* _Supplied material_

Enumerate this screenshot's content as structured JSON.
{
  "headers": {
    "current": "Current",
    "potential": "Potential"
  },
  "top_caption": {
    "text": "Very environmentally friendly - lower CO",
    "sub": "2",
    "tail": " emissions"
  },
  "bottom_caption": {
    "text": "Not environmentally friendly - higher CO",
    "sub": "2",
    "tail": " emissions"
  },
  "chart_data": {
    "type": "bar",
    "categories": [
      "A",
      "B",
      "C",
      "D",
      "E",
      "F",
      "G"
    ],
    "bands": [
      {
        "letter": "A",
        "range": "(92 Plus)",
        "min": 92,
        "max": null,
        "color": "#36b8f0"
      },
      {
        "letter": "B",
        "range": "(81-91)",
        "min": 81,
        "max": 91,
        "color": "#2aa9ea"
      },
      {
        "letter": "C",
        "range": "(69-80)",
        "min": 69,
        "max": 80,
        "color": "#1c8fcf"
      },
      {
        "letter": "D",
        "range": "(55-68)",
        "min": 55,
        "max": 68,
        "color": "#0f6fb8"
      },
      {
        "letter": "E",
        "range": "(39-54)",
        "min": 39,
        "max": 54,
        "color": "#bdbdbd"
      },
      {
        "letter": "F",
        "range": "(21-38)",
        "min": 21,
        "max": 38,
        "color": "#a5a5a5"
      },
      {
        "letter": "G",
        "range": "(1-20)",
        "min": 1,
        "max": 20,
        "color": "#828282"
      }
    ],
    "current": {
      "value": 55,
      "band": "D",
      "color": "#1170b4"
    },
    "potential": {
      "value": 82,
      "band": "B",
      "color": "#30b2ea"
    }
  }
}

* _Stated task_
Identify the lines in the entries that hold "range" and return each one.

* _Worked solution_
        "range": "(92 Plus)",
        "range": "(81-91)",
        "range": "(69-80)",
        "range": "(55-68)",
        "range": "(39-54)",
        "range": "(21-38)",
        "range": "(1-20)",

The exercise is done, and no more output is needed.